■ SHORT EXERCISE:
Write out all of the lines below, exactly and completely.

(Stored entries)
----------------

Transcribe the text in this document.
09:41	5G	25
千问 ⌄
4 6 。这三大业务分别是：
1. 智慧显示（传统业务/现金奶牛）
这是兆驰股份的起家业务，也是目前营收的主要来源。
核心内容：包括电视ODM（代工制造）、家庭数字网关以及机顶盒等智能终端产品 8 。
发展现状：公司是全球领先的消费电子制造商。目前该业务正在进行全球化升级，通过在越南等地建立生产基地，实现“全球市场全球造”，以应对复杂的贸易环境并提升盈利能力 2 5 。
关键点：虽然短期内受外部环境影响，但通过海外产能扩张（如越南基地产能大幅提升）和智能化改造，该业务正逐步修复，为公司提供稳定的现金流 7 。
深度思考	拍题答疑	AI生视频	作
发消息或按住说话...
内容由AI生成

----------------

■ ANSWER FOR THE TASK:
Transcribe the text in this document.
09:41	5G	25
千问 ⌄
4 6 。这三大业务分别是：
1. 智慧显示（传统业务/现金奶牛）
这是兆驰股份的起家业务，也是目前营收的主要来源。
核心内容：包括电视ODM（代工制造）、家庭数字网关以及机顶盒等智能终端产品 8 。
发展现状：公司是全球领先的消费电子制造商。目前该业务正在进行全球化升级，通过在越南等地建立生产基地，实现“全球市场全球造”，以应对复杂的贸易环境并提升盈利能力 2 5 。
关键点：虽然短期内受外部环境影响，但通过海外产能扩张（如越南基地产能大幅提升）和智能化改造，该业务正逐步修复，为公司提供稳定的现金流 7 。
深度思考	拍题答疑	AI生视频	作
发消息或按住说话...
内容由AI生成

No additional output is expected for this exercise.